Output each entry that follows exactly. Images stay out.
──────── SUPPLIED RECORDS
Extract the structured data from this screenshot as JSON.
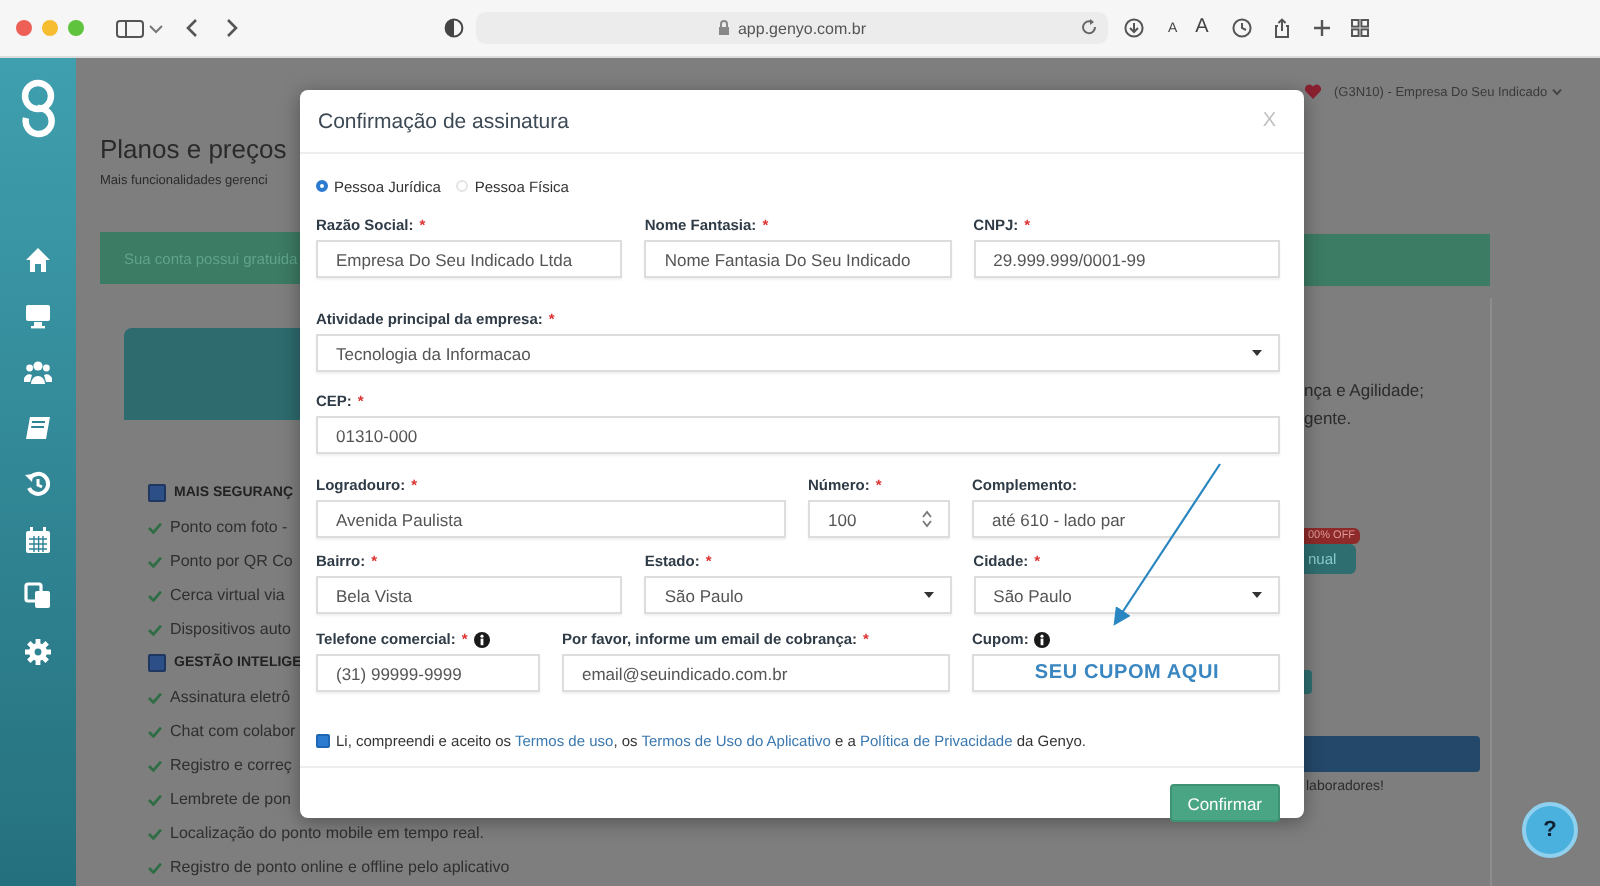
{
  "browser": {
    "url": "app.genyo.com.br",
    "text_size_buttons": [
      "A",
      "A"
    ]
  },
  "header": {
    "account": "(G3N10) - Empresa Do Seu Indicado"
  },
  "page": {
    "title": "Planos e preços",
    "subtitle": "Mais funcionalidades gerenci",
    "notice": "Sua conta possui gratuida",
    "features": [
      {
        "kind": "group",
        "label": "MAIS SEGURANÇ",
        "checked": true
      },
      {
        "kind": "item",
        "label": "Ponto com foto -"
      },
      {
        "kind": "item",
        "label": "Ponto por QR Co"
      },
      {
        "kind": "item",
        "label": "Cerca virtual via"
      },
      {
        "kind": "item",
        "label": "Dispositivos auto"
      },
      {
        "kind": "group",
        "label": "GESTÃO INTELIGE",
        "checked": true
      },
      {
        "kind": "item",
        "label": "Assinatura eletrô"
      },
      {
        "kind": "item",
        "label": "Chat com colabor"
      },
      {
        "kind": "item",
        "label": "Registro e correç"
      },
      {
        "kind": "item",
        "label": "Lembrete de pon"
      },
      {
        "kind": "item",
        "label": "Localização do ponto mobile em tempo real."
      },
      {
        "kind": "item",
        "label": "Registro de ponto online e offline pelo aplicativo"
      }
    ],
    "right_lines": [
      "nça e Agilidade;",
      "gente."
    ],
    "discount_badge": "00% OFF",
    "plan_button": "nual",
    "footer_note": "laboradores!"
  },
  "help_button": "?",
  "modal": {
    "title": "Confirmação de assinatura",
    "close": "X",
    "person_types": [
      {
        "label": "Pessoa Jurídica",
        "selected": true
      },
      {
        "label": "Pessoa Física",
        "selected": false
      }
    ],
    "rows": [
      [
        {
          "label": "Razão Social:",
          "required_mark": "*",
          "kind": "text",
          "value": "Empresa Do Seu Indicado Ltda"
        },
        {
          "label": "Nome Fantasia:",
          "required_mark": "*",
          "kind": "text",
          "value": "Nome Fantasia Do Seu Indicado"
        },
        {
          "label": "CNPJ:",
          "required_mark": "*",
          "kind": "text",
          "value": "29.999.999/0001-99"
        }
      ],
      [
        {
          "label": "Atividade principal da empresa:",
          "required_mark": "*",
          "kind": "select",
          "value": "Tecnologia da Informacao"
        }
      ],
      [
        {
          "label": "CEP:",
          "required_mark": "*",
          "kind": "text",
          "value": "01310-000"
        }
      ],
      [
        {
          "label": "Logradouro:",
          "required_mark": "*",
          "kind": "text",
          "value": "Avenida Paulista"
        },
        {
          "label": "Número:",
          "required_mark": "*",
          "kind": "number",
          "value": "100"
        },
        {
          "label": "Complemento:",
          "kind": "text",
          "value": "até 610 - lado par"
        }
      ],
      [
        {
          "label": "Bairro:",
          "required_mark": "*",
          "kind": "text",
          "value": "Bela Vista"
        },
        {
          "label": "Estado:",
          "required_mark": "*",
          "kind": "select",
          "value": "São Paulo"
        },
        {
          "label": "Cidade:",
          "required_mark": "*",
          "kind": "select",
          "value": "São Paulo"
        }
      ],
      [
        {
          "label": "Telefone comercial:",
          "required_mark": "*",
          "info": true,
          "kind": "text",
          "value": "(31) 99999-9999"
        },
        {
          "label": "Por favor, informe um email de cobrança:",
          "required_mark": "*",
          "kind": "text",
          "value": "email@seuindicado.com.br"
        },
        {
          "label": "Cupom:",
          "info": true,
          "kind": "coupon",
          "value": "SEU CUPOM AQUI"
        }
      ]
    ],
    "terms": {
      "checked": true,
      "parts": [
        {
          "text": "Li, compreendi e aceito os ",
          "link": false
        },
        {
          "text": "Termos de uso",
          "link": true
        },
        {
          "text": ", os ",
          "link": false
        },
        {
          "text": "Termos de Uso do Aplicativo",
          "link": true
        },
        {
          "text": " e a ",
          "link": false
        },
        {
          "text": "Política de Privacidade",
          "link": true
        },
        {
          "text": " da Genyo.",
          "link": false
        }
      ]
    },
    "confirm": "Confirmar"
  }
}
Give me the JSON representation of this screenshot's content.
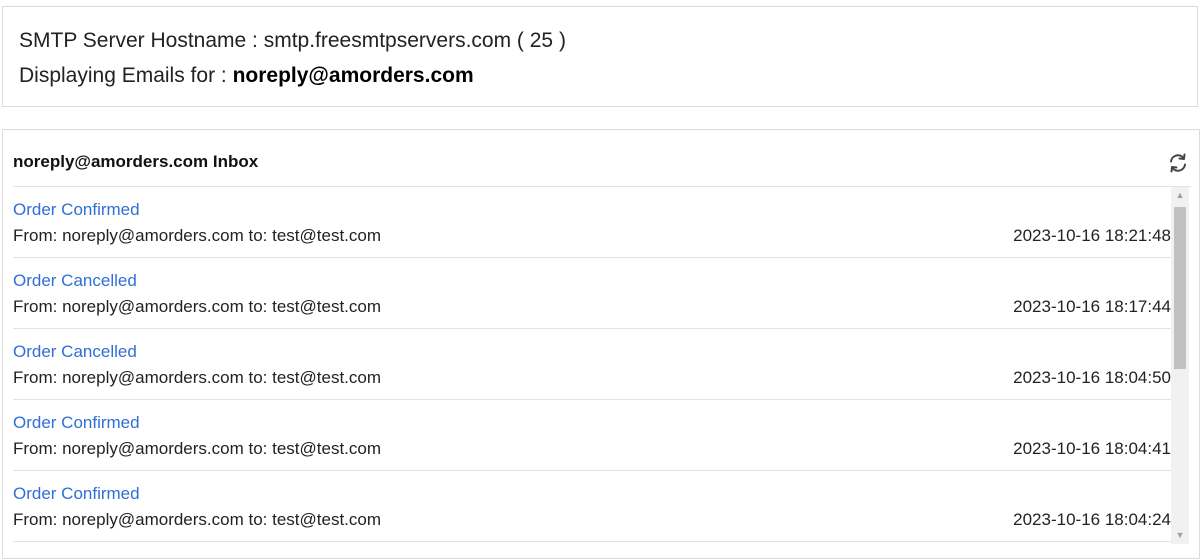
{
  "server": {
    "hostname_label": "SMTP Server Hostname :",
    "hostname_value": "smtp.freesmtpservers.com ( 25 )",
    "display_label": "Displaying Emails for :",
    "display_email": "noreply@amorders.com"
  },
  "inbox": {
    "title": "noreply@amorders.com Inbox",
    "refresh_icon": "refresh-icon",
    "emails": [
      {
        "subject": "Order Confirmed",
        "from_to": "From: noreply@amorders.com to: test@test.com",
        "date": "2023-10-16 18:21:48"
      },
      {
        "subject": "Order Cancelled",
        "from_to": "From: noreply@amorders.com to: test@test.com",
        "date": "2023-10-16 18:17:44"
      },
      {
        "subject": "Order Cancelled",
        "from_to": "From: noreply@amorders.com to: test@test.com",
        "date": "2023-10-16 18:04:50"
      },
      {
        "subject": "Order Confirmed",
        "from_to": "From: noreply@amorders.com to: test@test.com",
        "date": "2023-10-16 18:04:41"
      },
      {
        "subject": "Order Confirmed",
        "from_to": "From: noreply@amorders.com to: test@test.com",
        "date": "2023-10-16 18:04:24"
      }
    ]
  },
  "colors": {
    "link": "#2f6fd6",
    "border": "#dcdcdc",
    "scrollbar_thumb": "#c1c1c1"
  }
}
────────────────
CORRECT OUTPUT »
Extract the structured data from this screenshot as JSON.
{
  "browser": {
    "url": "app.genyo.com.br",
    "text_size_buttons": [
      "A",
      "A"
    ]
  },
  "header": {
    "account": "(G3N10) - Empresa Do Seu Indicado"
  },
  "page": {
    "title": "Planos e preços",
    "subtitle": "Mais funcionalidades gerenci",
    "notice": "Sua conta possui gratuida",
    "features": [
      {
        "kind": "group",
        "label": "MAIS SEGURANÇ",
        "checked": true
      },
      {
        "kind": "item",
        "label": "Ponto com foto -"
      },
      {
        "kind": "item",
        "label": "Ponto por QR Co"
      },
      {
        "kind": "item",
        "label": "Cerca virtual via"
      },
      {
        "kind": "item",
        "label": "Dispositivos auto"
      },
      {
        "kind": "group",
        "label": "GESTÃO INTELIGE",
        "checked": true
      },
      {
        "kind": "item",
        "label": "Assinatura eletrô"
      },
      {
        "kind": "item",
        "label": "Chat com colabor"
      },
      {
        "kind": "item",
        "label": "Registro e correç"
      },
      {
        "kind": "item",
        "label": "Lembrete de pon"
      },
      {
        "kind": "item",
        "label": "Localização do ponto mobile em tempo real."
      },
      {
        "kind": "item",
        "label": "Registro de ponto online e offline pelo aplicativo"
      }
    ],
    "right_lines": [
      "nça e Agilidade;",
      "gente."
    ],
    "discount_badge": "00% OFF",
    "plan_button": "nual",
    "footer_note": "laboradores!"
  },
  "help_button": "?",
  "modal": {
    "title": "Confirmação de assinatura",
    "close": "X",
    "person_types": [
      {
        "label": "Pessoa Jurídica",
        "selected": true
      },
      {
        "label": "Pessoa Física",
        "selected": false
      }
    ],
    "rows": [
      [
        {
          "label": "Razão Social:",
          "required_mark": "*",
          "kind": "text",
          "value": "Empresa Do Seu Indicado Ltda"
        },
        {
          "label": "Nome Fantasia:",
          "required_mark": "*",
          "kind": "text",
          "value": "Nome Fantasia Do Seu Indicado"
        },
        {
          "label": "CNPJ:",
          "required_mark": "*",
          "kind": "text",
          "value": "29.999.999/0001-99"
        }
      ],
      [
        {
          "label": "Atividade principal da empresa:",
          "required_mark": "*",
          "kind": "select",
          "value": "Tecnologia da Informacao"
        }
      ],
      [
        {
          "label": "CEP:",
          "required_mark": "*",
          "kind": "text",
          "value": "01310-000"
        }
      ],
      [
        {
          "label": "Logradouro:",
          "required_mark": "*",
          "kind": "text",
          "value": "Avenida Paulista"
        },
        {
          "label": "Número:",
          "required_mark": "*",
          "kind": "number",
          "value": "100"
        },
        {
          "label": "Complemento:",
          "kind": "text",
          "value": "até 610 - lado par"
        }
      ],
      [
        {
          "label": "Bairro:",
          "required_mark": "*",
          "kind": "text",
          "value": "Bela Vista"
        },
        {
          "label": "Estado:",
          "required_mark": "*",
          "kind": "select",
          "value": "São Paulo"
        },
        {
          "label": "Cidade:",
          "required_mark": "*",
          "kind": "select",
          "value": "São Paulo"
        }
      ],
      [
        {
          "label": "Telefone comercial:",
          "required_mark": "*",
          "info": true,
          "kind": "text",
          "value": "(31) 99999-9999"
        },
        {
          "label": "Por favor, informe um email de cobrança:",
          "required_mark": "*",
          "kind": "text",
          "value": "email@seuindicado.com.br"
        },
        {
          "label": "Cupom:",
          "info": true,
          "kind": "coupon",
          "value": "SEU CUPOM AQUI"
        }
      ]
    ],
    "terms": {
      "checked": true,
      "parts": [
        {
          "text": "Li, compreendi e aceito os ",
          "link": false
        },
        {
          "text": "Termos de uso",
          "link": true
        },
        {
          "text": ", os ",
          "link": false
        },
        {
          "text": "Termos de Uso do Aplicativo",
          "link": true
        },
        {
          "text": " e a ",
          "link": false
        },
        {
          "text": "Política de Privacidade",
          "link": true
        },
        {
          "text": " da Genyo.",
          "link": false
        }
      ]
    },
    "confirm": "Confirmar"
  }
}
Give me the JSON representation of this screenshot's content.
{
  "server": {
    "hostname_label": "SMTP Server Hostname :",
    "hostname_value": "smtp.freesmtpservers.com ( 25 )",
    "display_label": "Displaying Emails for :",
    "display_email": "noreply@amorders.com"
  },
  "inbox": {
    "title": "noreply@amorders.com Inbox",
    "refresh_icon": "refresh-icon",
    "emails": [
      {
        "subject": "Order Confirmed",
        "from_to": "From: noreply@amorders.com to: test@test.com",
        "date": "2023-10-16 18:21:48"
      },
      {
        "subject": "Order Cancelled",
        "from_to": "From: noreply@amorders.com to: test@test.com",
        "date": "2023-10-16 18:17:44"
      },
      {
        "subject": "Order Cancelled",
        "from_to": "From: noreply@amorders.com to: test@test.com",
        "date": "2023-10-16 18:04:50"
      },
      {
        "subject": "Order Confirmed",
        "from_to": "From: noreply@amorders.com to: test@test.com",
        "date": "2023-10-16 18:04:41"
      },
      {
        "subject": "Order Confirmed",
        "from_to": "From: noreply@amorders.com to: test@test.com",
        "date": "2023-10-16 18:04:24"
      }
    ]
  },
  "colors": {
    "link": "#2f6fd6",
    "border": "#dcdcdc",
    "scrollbar_thumb": "#c1c1c1"
  }
}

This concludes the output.